**THE REQUEST**.
Images are excluded; otherwise, output every record exactly.
━━━━━ THE RECORDS ━━━━━
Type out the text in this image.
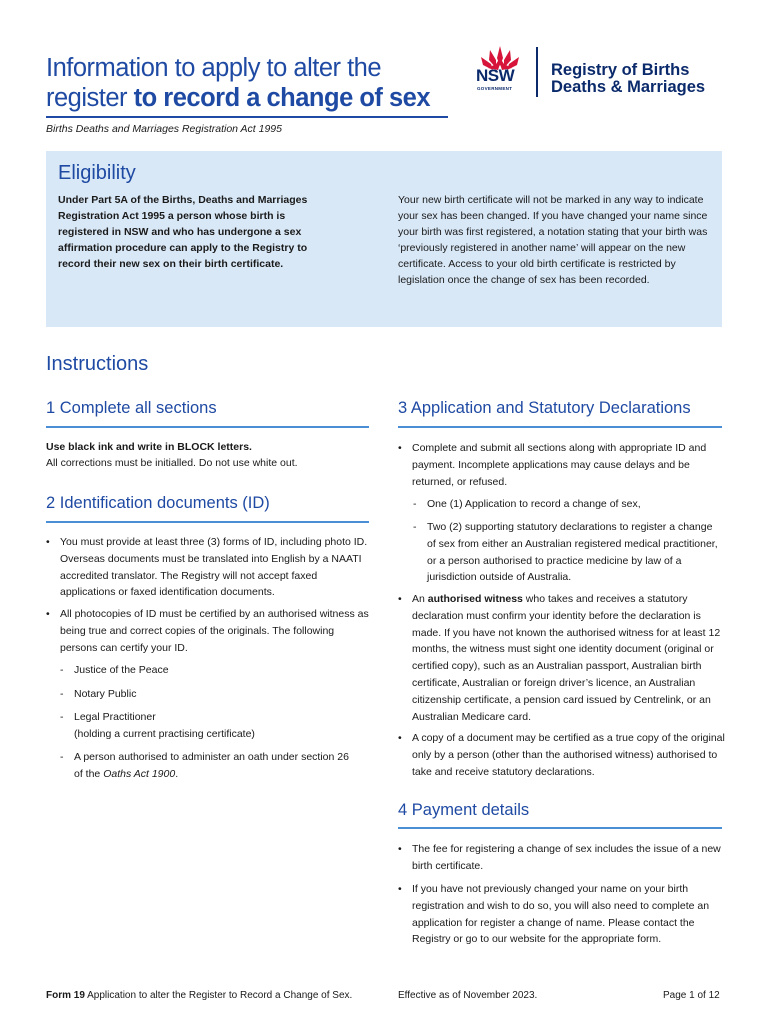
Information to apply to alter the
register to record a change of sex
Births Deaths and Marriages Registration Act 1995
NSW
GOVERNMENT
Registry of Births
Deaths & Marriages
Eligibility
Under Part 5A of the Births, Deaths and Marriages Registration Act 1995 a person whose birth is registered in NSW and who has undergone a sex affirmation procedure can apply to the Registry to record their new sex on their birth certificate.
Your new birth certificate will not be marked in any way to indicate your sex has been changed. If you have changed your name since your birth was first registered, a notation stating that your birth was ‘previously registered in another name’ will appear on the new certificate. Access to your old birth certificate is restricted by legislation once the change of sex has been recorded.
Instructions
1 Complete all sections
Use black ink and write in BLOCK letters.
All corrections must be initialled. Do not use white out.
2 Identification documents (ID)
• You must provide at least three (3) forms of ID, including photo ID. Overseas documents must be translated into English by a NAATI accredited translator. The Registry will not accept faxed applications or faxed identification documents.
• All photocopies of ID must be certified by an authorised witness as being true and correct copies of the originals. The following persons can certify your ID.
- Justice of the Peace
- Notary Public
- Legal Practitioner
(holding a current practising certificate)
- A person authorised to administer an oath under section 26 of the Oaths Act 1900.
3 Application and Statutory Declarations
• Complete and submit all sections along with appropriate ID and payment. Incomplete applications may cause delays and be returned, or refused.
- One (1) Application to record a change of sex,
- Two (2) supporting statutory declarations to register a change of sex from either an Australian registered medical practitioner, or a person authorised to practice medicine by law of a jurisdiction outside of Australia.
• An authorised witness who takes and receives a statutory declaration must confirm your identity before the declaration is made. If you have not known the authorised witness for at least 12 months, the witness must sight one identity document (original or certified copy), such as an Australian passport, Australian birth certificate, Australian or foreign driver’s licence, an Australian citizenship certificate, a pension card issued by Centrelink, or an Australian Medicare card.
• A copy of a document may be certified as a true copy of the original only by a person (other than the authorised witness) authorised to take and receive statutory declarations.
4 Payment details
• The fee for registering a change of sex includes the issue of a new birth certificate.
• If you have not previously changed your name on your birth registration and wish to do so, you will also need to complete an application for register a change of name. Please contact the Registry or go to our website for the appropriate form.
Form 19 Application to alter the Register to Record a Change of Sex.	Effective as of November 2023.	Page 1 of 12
━━━━━
**TASK RESPONSE**.
Type out the text in this image.
Information to apply to alter the
register to record a change of sex
Births Deaths and Marriages Registration Act 1995
NSW
GOVERNMENT
Registry of Births
Deaths & Marriages
Eligibility
Under Part 5A of the Births, Deaths and Marriages Registration Act 1995 a person whose birth is registered in NSW and who has undergone a sex affirmation procedure can apply to the Registry to record their new sex on their birth certificate.
Your new birth certificate will not be marked in any way to indicate your sex has been changed. If you have changed your name since your birth was first registered, a notation stating that your birth was ‘previously registered in another name’ will appear on the new certificate. Access to your old birth certificate is restricted by legislation once the change of sex has been recorded.
Instructions
1 Complete all sections
Use black ink and write in BLOCK letters.
All corrections must be initialled. Do not use white out.
2 Identification documents (ID)
• You must provide at least three (3) forms of ID, including photo ID. Overseas documents must be translated into English by a NAATI accredited translator. The Registry will not accept faxed applications or faxed identification documents.
• All photocopies of ID must be certified by an authorised witness as being true and correct copies of the originals. The following persons can certify your ID.
- Justice of the Peace
- Notary Public
- Legal Practitioner
(holding a current practising certificate)
- A person authorised to administer an oath under section 26 of the Oaths Act 1900.
3 Application and Statutory Declarations
• Complete and submit all sections along with appropriate ID and payment. Incomplete applications may cause delays and be returned, or refused.
- One (1) Application to record a change of sex,
- Two (2) supporting statutory declarations to register a change of sex from either an Australian registered medical practitioner, or a person authorised to practice medicine by law of a jurisdiction outside of Australia.
• An authorised witness who takes and receives a statutory declaration must confirm your identity before the declaration is made. If you have not known the authorised witness for at least 12 months, the witness must sight one identity document (original or certified copy), such as an Australian passport, Australian birth certificate, Australian or foreign driver’s licence, an Australian citizenship certificate, a pension card issued by Centrelink, or an Australian Medicare card.
• A copy of a document may be certified as a true copy of the original only by a person (other than the authorised witness) authorised to take and receive statutory declarations.
4 Payment details
• The fee for registering a change of sex includes the issue of a new birth certificate.
• If you have not previously changed your name on your birth registration and wish to do so, you will also need to complete an application for register a change of name. Please contact the Registry or go to our website for the appropriate form.
Form 19 Application to alter the Register to Record a Change of Sex.	Effective as of November 2023.	Page 1 of 12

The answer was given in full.